* _GIVEN TASK_
Would you retype all of these records exactly?

Raw records:
|---|

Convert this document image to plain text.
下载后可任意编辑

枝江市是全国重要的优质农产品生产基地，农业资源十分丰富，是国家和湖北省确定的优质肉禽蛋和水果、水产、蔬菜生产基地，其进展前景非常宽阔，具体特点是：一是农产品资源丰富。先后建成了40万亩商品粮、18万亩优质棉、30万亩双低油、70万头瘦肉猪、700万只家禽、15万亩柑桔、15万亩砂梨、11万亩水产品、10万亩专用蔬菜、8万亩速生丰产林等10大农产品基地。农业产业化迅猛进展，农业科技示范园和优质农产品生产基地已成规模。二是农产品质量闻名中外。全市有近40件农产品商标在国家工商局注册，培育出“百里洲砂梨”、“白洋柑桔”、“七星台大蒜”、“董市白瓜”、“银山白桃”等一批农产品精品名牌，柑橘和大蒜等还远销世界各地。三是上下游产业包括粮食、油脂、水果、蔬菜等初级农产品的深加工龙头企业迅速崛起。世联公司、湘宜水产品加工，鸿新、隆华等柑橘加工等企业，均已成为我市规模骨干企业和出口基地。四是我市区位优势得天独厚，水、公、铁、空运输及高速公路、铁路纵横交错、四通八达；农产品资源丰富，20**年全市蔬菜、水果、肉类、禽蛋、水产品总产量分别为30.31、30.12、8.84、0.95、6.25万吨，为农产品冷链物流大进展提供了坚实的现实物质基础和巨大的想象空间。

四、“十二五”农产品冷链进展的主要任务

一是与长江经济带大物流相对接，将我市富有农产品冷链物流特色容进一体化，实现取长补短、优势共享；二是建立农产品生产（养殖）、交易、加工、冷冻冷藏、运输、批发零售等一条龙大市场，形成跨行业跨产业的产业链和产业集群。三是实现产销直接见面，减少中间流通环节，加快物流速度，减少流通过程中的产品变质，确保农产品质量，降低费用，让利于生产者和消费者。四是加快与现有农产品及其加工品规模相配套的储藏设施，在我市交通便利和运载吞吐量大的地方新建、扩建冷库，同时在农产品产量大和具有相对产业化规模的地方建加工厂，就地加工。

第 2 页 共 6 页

|---|

* _RESPONSE BELOW_
Convert this document image to plain text.
下载后可任意编辑

枝江市是全国重要的优质农产品生产基地，农业资源十分丰富，是国家和湖北省确定的优质肉禽蛋和水果、水产、蔬菜生产基地，其进展前景非常宽阔，具体特点是：一是农产品资源丰富。先后建成了40万亩商品粮、18万亩优质棉、30万亩双低油、70万头瘦肉猪、700万只家禽、15万亩柑桔、15万亩砂梨、11万亩水产品、10万亩专用蔬菜、8万亩速生丰产林等10大农产品基地。农业产业化迅猛进展，农业科技示范园和优质农产品生产基地已成规模。二是农产品质量闻名中外。全市有近40件农产品商标在国家工商局注册，培育出“百里洲砂梨”、“白洋柑桔”、“七星台大蒜”、“董市白瓜”、“银山白桃”等一批农产品精品名牌，柑橘和大蒜等还远销世界各地。三是上下游产业包括粮食、油脂、水果、蔬菜等初级农产品的深加工龙头企业迅速崛起。世联公司、湘宜水产品加工，鸿新、隆华等柑橘加工等企业，均已成为我市规模骨干企业和出口基地。四是我市区位优势得天独厚，水、公、铁、空运输及高速公路、铁路纵横交错、四通八达；农产品资源丰富，20**年全市蔬菜、水果、肉类、禽蛋、水产品总产量分别为30.31、30.12、8.84、0.95、6.25万吨，为农产品冷链物流大进展提供了坚实的现实物质基础和巨大的想象空间。

四、“十二五”农产品冷链进展的主要任务

一是与长江经济带大物流相对接，将我市富有农产品冷链物流特色容进一体化，实现取长补短、优势共享；二是建立农产品生产（养殖）、交易、加工、冷冻冷藏、运输、批发零售等一条龙大市场，形成跨行业跨产业的产业链和产业集群。三是实现产销直接见面，减少中间流通环节，加快物流速度，减少流通过程中的产品变质，确保农产品质量，降低费用，让利于生产者和消费者。四是加快与现有农产品及其加工品规模相配套的储藏设施，在我市交通便利和运载吞吐量大的地方新建、扩建冷库，同时在农产品产量大和具有相对产业化规模的地方建加工厂，就地加工。

第 2 页 共 6 页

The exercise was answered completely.